The tool is capable of migrating user notification rules from PagerDuty to Grafana OnCall. Notification rules from the "When a high-urgency incident is assigned to me..." section in PagerDuty settings are taken into account and will be migrated to default notification rules in Grafana OnCall for each user. Note that delays between notification rules may be slightly different in Grafana OnCall, see Limitations for more info.

When running the migration, existing notification rules in Grafana OnCall will be deleted for every affected user.

Note that users are matched by email, so if there are users in the report with "no Grafana OnCall user found with this email" error, it's possible to fix it by adding these users to your Grafana organization. If there is a large number of unmatched users, please also see the script that can automatically create missing Grafana users via Grafana HTTP API.

On-call schedules

The tool is capable of migrating on-call schedules from PagerDuty to Grafana OnCall. There are two ways to migrate on-call schedules:

  • Migrate on-call shifts as if they were created in Grafana OnCall web UI. Due to scheduling differences between PagerDuty and Grafana OnCall, it's sometimes impossible to automatically migrate on-call shifts without manual changes in PD. Pass SCHEDULE_MIGRATION_MODE=web to the tool to enable this mode.
  • Using ICalendar file URLs from PagerDuty. This way it's always possible to migrate schedules without any manual changes in PD, but resulting schedules in Grafana OnCall will be read-only. Pass SCHEDULE_MIGRATION_MODE=ical to the tool to enable this mode.

On-call schedules will be migrated to new Grafana OnCall schedules with the same name as in PD. Any existing schedules with the same name will be deleted before migration. Any on-call schedules that reference unmatched users won't be migrated.

++++++++

* [Your task] Reproduce the passage of the PagerDuty migration text that starts with the words "The tool is capable of migrating on-call" and ends after the words "SCHEDULE_MIGRATION_MODE=web to the tool to enable this mode.". The records have nothing to do with anything asked here.

++++++++

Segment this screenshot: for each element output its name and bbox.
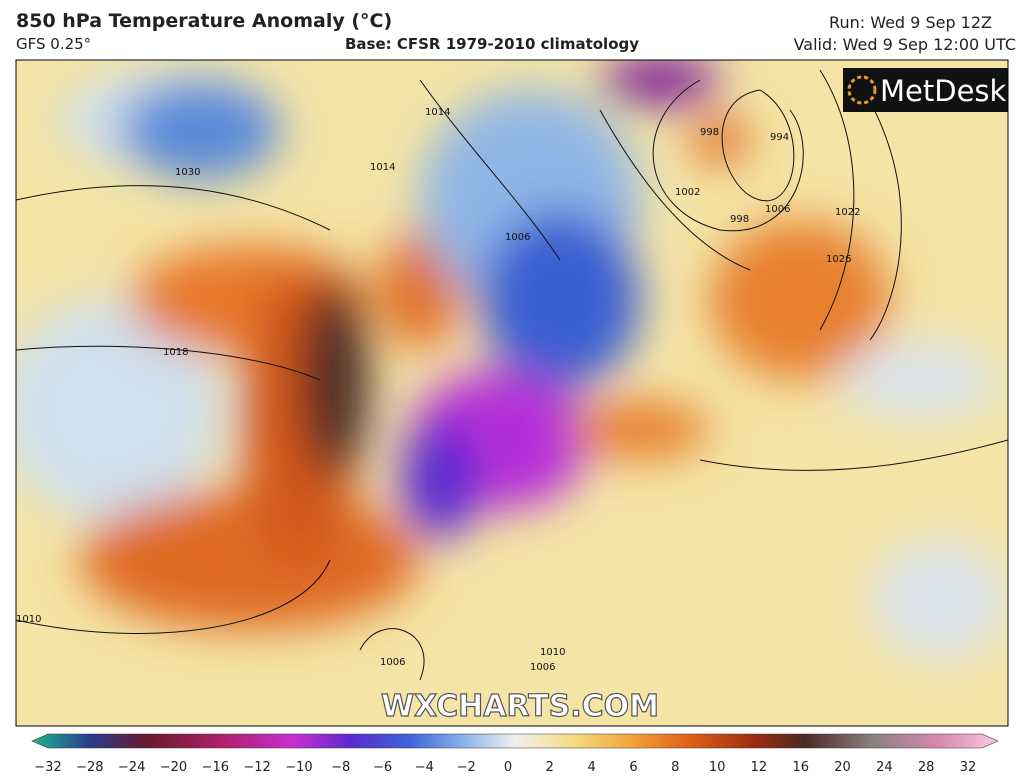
logo-box bbox=[843, 68, 1008, 112]
logo: MetDesk bbox=[880, 74, 1007, 108]
isobar-label: 1014 bbox=[425, 107, 450, 118]
isobar-label: 1014 bbox=[370, 162, 395, 173]
isobar-label: 1026 bbox=[826, 254, 851, 265]
colorbar-label: −2 bbox=[457, 760, 476, 775]
colorbar-label: 32 bbox=[960, 760, 977, 775]
colorbar-label: −6 bbox=[373, 760, 392, 775]
isobar-label: 1010 bbox=[16, 614, 41, 625]
colorbar-label: 20 bbox=[834, 760, 851, 775]
isobar-label: 994 bbox=[770, 132, 789, 143]
title: 850 hPa Temperature Anomaly (°C) bbox=[16, 10, 393, 32]
isobars bbox=[16, 69, 1008, 681]
valid: Valid: Wed 9 Sep 12:00 UTC bbox=[793, 35, 1016, 54]
colorbar-label: −16 bbox=[202, 760, 229, 775]
base: Base: CFSR 1979-2010 climatology bbox=[345, 35, 640, 53]
run: Run: Wed 9 Sep 12Z bbox=[829, 13, 992, 32]
colorbar-label: −10 bbox=[285, 760, 312, 775]
map-border bbox=[15, 59, 1009, 727]
isobar-label: 1006 bbox=[505, 232, 530, 243]
isobar-label: 1018 bbox=[163, 347, 188, 358]
colorbar-label: −24 bbox=[118, 760, 145, 775]
isobar-label: 998 bbox=[730, 214, 749, 225]
isobar-label: 1010 bbox=[540, 647, 565, 658]
logo-icon bbox=[847, 75, 877, 105]
map: 1030 1014 1014 1006 1002 998 994 1006 99… bbox=[16, 60, 1008, 726]
isobar-label: 1006 bbox=[380, 657, 405, 668]
colorbar-label: 0 bbox=[504, 760, 512, 775]
colorbar-label: 2 bbox=[546, 760, 554, 775]
watermark: WXCHARTS.COM bbox=[381, 689, 659, 724]
model: GFS 0.25° bbox=[16, 35, 92, 53]
colorbar-label: 24 bbox=[876, 760, 893, 775]
colorbar-label: 16 bbox=[792, 760, 809, 775]
isobar-label: 998 bbox=[700, 127, 719, 138]
colorbar-label: −32 bbox=[34, 760, 61, 775]
colorbar bbox=[31, 733, 999, 749]
colorbar-label: 28 bbox=[918, 760, 935, 775]
colorbar-label: 8 bbox=[671, 760, 679, 775]
isobar-label: 1022 bbox=[835, 207, 860, 218]
colorbar-label: 4 bbox=[587, 760, 595, 775]
colorbar-label: 12 bbox=[751, 760, 768, 775]
colorbar-label: −28 bbox=[76, 760, 103, 775]
colorbar-labels: −32 −28 −24 −20 −16 −12 −10 −8 −6 −4 −2 0 2 4 6 8 10 12 16… bbox=[34, 760, 976, 775]
isobar-label: 1006 bbox=[765, 204, 790, 215]
colorbar-label: −20 bbox=[160, 760, 187, 775]
colorbar-label: −8 bbox=[331, 760, 350, 775]
isobar-label: 1002 bbox=[675, 187, 700, 198]
isobar-label: 1006 bbox=[530, 662, 555, 673]
isobar-label: 1030 bbox=[175, 167, 200, 178]
colorbar-label: 6 bbox=[629, 760, 637, 775]
colorbar-label: 10 bbox=[709, 760, 726, 775]
colorbar-label: −4 bbox=[415, 760, 434, 775]
colorbar-label: −12 bbox=[243, 760, 270, 775]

++++++++

* [Task answer]
The tool is capable of migrating on-call schedules from PagerDuty to Grafana OnCall. There are two ways to migrate on-call schedules:

  • Migrate on-call shifts as if they were created in Grafana OnCall web UI. Due to scheduling differences between PagerDuty and Grafana OnCall, it's sometimes impossible to automatically migrate on-call shifts without manual changes in PD. Pass SCHEDULE_MIGRATION_MODE=web to the tool to enable this mode.